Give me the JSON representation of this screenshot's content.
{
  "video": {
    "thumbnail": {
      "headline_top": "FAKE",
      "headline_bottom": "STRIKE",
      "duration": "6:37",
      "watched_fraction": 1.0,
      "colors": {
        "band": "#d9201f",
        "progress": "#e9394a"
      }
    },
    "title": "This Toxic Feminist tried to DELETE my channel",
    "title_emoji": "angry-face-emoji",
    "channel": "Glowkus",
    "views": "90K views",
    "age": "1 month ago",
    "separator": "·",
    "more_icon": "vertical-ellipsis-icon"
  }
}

AIM OF THE TASK:
List every line in the records above that contains the word "channel".

FINAL ANSWER:
    "title": "This Toxic Feminist tried to DELETE my channel",
    "channel": "Glowkus",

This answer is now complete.